Material shown
★ ★ ★ ★

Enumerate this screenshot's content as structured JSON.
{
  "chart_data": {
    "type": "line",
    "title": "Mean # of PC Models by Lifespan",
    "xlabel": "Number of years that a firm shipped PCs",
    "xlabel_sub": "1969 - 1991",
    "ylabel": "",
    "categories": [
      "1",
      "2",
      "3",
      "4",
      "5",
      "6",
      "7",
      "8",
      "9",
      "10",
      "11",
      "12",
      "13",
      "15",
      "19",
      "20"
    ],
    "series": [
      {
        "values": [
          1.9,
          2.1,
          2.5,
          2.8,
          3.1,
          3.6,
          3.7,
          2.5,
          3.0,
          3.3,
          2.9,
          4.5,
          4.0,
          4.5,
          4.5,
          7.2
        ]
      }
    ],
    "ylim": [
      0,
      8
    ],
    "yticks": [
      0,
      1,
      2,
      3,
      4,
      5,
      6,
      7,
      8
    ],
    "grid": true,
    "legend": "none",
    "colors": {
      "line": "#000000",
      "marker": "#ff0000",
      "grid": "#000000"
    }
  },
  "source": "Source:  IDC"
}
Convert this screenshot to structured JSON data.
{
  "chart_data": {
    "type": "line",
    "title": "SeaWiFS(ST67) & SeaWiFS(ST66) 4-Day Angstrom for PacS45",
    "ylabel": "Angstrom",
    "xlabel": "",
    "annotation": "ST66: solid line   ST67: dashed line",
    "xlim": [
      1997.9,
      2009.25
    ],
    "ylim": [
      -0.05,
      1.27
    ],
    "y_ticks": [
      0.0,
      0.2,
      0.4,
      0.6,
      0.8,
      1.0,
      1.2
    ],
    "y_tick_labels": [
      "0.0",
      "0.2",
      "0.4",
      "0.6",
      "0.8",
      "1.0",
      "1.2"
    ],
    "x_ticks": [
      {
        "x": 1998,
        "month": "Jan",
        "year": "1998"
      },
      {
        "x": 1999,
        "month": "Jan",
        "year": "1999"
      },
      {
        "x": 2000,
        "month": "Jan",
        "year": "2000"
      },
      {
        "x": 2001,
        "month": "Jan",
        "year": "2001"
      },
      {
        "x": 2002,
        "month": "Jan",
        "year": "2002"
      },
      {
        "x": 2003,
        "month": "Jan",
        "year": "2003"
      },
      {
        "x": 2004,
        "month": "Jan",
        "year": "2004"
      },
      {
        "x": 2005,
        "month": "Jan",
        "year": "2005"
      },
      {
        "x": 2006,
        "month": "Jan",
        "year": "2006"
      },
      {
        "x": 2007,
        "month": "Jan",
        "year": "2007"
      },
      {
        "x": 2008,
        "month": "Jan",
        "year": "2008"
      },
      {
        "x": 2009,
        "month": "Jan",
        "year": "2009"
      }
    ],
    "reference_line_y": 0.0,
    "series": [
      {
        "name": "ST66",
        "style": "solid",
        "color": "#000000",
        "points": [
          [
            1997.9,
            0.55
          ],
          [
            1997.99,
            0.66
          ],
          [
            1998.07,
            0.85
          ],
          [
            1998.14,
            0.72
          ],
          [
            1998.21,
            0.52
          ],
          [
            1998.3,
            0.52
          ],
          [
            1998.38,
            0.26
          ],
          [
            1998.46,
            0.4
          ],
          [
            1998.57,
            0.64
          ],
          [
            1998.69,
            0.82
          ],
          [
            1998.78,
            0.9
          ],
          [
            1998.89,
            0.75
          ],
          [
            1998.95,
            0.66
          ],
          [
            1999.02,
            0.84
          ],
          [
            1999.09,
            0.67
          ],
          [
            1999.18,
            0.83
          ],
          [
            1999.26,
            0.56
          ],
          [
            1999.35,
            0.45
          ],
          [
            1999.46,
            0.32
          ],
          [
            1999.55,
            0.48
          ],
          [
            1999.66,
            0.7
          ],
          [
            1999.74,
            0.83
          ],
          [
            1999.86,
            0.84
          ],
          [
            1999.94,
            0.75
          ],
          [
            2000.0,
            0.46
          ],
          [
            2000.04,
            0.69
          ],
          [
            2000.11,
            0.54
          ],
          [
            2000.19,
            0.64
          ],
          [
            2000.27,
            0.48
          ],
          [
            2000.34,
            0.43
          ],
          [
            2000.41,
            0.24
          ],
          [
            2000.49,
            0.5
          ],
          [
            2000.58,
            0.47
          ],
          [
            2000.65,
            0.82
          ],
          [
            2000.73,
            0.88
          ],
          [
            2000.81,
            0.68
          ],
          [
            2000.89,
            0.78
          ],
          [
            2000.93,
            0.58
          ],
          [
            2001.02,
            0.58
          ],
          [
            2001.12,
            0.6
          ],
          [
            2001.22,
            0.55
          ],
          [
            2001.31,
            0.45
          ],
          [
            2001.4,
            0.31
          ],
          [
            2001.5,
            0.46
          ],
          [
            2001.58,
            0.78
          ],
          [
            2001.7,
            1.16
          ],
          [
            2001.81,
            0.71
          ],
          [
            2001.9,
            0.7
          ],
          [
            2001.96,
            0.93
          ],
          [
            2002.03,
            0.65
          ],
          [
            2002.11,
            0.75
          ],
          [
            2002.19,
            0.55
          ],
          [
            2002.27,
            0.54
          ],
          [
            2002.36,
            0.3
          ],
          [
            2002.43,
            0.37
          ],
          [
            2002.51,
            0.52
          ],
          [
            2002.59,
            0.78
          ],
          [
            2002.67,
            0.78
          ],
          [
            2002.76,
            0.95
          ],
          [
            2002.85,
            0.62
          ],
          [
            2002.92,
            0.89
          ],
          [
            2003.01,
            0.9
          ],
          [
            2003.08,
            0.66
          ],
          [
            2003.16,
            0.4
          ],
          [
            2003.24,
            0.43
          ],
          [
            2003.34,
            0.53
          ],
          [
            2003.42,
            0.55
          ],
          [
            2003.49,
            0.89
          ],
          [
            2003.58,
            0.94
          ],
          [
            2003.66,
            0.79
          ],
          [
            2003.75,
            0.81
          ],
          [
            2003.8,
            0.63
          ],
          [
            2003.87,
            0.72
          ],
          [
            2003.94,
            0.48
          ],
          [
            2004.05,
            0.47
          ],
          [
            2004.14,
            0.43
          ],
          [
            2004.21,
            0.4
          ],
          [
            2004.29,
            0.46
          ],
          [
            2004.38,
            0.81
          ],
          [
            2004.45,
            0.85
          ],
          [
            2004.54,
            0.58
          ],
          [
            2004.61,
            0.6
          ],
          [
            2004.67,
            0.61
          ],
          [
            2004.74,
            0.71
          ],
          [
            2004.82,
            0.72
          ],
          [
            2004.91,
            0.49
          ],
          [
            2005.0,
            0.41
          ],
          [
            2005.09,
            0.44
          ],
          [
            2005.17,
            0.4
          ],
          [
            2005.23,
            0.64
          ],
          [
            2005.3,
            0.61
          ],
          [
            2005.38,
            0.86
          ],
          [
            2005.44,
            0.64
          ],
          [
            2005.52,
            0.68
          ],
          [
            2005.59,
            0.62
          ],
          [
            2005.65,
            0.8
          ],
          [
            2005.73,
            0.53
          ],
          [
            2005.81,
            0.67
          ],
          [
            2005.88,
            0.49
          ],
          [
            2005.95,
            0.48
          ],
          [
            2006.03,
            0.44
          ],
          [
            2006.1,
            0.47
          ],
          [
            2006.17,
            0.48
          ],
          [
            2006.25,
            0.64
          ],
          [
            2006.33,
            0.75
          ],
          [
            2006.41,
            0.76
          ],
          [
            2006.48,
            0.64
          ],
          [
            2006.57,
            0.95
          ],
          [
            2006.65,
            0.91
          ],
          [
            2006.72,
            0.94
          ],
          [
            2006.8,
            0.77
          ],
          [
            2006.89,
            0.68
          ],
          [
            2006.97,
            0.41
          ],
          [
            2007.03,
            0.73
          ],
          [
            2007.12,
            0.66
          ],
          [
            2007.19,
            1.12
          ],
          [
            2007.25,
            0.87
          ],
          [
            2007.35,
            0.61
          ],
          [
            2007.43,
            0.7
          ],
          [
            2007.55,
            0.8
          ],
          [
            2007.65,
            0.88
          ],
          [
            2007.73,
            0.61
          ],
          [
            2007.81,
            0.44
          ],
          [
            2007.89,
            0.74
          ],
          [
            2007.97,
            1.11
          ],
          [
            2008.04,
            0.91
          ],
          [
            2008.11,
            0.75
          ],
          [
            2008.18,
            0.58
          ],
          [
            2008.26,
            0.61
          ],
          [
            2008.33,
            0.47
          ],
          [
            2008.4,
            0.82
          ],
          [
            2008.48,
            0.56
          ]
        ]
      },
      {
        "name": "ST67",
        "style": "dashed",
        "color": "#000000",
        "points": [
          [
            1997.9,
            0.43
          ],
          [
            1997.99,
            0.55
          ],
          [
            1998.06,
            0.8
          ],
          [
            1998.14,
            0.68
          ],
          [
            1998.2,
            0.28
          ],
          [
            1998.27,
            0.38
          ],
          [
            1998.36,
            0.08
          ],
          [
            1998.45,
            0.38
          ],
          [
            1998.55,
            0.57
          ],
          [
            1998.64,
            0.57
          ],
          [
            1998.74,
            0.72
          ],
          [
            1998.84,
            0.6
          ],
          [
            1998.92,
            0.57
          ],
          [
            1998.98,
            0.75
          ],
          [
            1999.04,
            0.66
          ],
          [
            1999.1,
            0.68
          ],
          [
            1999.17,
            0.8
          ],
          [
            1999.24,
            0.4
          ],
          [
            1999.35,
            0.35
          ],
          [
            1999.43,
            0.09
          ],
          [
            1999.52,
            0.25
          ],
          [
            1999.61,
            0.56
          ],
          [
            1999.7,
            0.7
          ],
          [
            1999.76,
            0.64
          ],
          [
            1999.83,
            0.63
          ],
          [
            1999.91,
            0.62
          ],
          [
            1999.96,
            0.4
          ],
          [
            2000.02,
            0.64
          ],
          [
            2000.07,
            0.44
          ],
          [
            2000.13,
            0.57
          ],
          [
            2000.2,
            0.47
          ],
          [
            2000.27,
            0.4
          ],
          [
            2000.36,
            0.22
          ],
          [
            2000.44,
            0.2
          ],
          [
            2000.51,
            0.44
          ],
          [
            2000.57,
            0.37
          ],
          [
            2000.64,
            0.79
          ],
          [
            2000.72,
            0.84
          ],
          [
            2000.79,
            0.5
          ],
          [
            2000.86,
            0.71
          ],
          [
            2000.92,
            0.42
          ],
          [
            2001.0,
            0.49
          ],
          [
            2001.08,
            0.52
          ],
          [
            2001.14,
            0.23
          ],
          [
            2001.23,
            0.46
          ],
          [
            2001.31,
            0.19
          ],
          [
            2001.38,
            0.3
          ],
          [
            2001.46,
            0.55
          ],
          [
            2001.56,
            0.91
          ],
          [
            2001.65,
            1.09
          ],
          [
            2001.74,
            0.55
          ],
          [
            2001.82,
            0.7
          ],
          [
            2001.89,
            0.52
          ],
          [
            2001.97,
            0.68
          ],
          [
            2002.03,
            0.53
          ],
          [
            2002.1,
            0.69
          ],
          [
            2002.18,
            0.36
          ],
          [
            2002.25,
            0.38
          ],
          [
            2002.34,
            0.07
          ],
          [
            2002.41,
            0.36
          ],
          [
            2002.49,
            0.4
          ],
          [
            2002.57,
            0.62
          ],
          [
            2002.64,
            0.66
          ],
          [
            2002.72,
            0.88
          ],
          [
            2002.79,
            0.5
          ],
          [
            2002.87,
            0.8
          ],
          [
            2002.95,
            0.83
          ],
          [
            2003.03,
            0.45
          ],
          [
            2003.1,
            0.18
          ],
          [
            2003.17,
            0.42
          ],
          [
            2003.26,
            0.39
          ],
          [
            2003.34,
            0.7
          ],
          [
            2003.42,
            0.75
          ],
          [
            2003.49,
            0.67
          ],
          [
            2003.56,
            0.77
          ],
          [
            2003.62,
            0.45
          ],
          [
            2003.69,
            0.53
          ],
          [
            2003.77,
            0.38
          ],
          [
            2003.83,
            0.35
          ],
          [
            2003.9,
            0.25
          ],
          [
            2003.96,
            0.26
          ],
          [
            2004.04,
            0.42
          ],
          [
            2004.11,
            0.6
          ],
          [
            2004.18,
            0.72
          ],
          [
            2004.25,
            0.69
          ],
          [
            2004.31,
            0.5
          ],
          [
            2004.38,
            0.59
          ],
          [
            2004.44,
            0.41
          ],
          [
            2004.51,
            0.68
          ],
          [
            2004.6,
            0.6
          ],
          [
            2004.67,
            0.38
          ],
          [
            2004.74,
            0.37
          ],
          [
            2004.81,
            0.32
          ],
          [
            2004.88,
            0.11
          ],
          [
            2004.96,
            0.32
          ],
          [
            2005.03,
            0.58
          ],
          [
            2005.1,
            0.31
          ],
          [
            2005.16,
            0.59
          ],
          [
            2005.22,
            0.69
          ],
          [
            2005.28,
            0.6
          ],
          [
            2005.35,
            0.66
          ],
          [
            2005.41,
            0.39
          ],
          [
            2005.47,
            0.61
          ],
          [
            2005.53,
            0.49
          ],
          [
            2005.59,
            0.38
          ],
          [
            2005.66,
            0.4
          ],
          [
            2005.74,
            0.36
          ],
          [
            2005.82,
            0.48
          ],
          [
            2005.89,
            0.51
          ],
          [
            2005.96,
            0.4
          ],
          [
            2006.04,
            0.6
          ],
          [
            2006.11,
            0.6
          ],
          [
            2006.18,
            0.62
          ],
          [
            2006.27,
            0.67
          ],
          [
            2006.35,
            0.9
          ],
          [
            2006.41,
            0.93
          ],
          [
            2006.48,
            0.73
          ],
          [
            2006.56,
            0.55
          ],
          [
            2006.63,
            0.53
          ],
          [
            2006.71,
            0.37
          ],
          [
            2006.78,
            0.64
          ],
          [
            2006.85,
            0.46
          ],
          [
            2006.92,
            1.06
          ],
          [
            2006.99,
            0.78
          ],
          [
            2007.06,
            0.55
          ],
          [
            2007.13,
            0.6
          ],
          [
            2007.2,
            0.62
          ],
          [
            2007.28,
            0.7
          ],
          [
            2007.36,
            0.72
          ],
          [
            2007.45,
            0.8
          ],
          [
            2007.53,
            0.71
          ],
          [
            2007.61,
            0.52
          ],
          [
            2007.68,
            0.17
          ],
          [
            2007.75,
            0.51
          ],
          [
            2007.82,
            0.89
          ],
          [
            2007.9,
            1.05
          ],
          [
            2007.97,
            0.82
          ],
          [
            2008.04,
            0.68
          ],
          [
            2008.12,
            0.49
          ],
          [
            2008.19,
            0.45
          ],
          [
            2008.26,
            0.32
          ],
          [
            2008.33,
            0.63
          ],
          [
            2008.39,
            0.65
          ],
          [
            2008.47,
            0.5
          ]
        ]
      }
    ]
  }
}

★ ★ ★ ★

Return each line where "solid" shows up.

    "annotation": "ST66: solid line   ST67: dashed line",
        "style": "solid",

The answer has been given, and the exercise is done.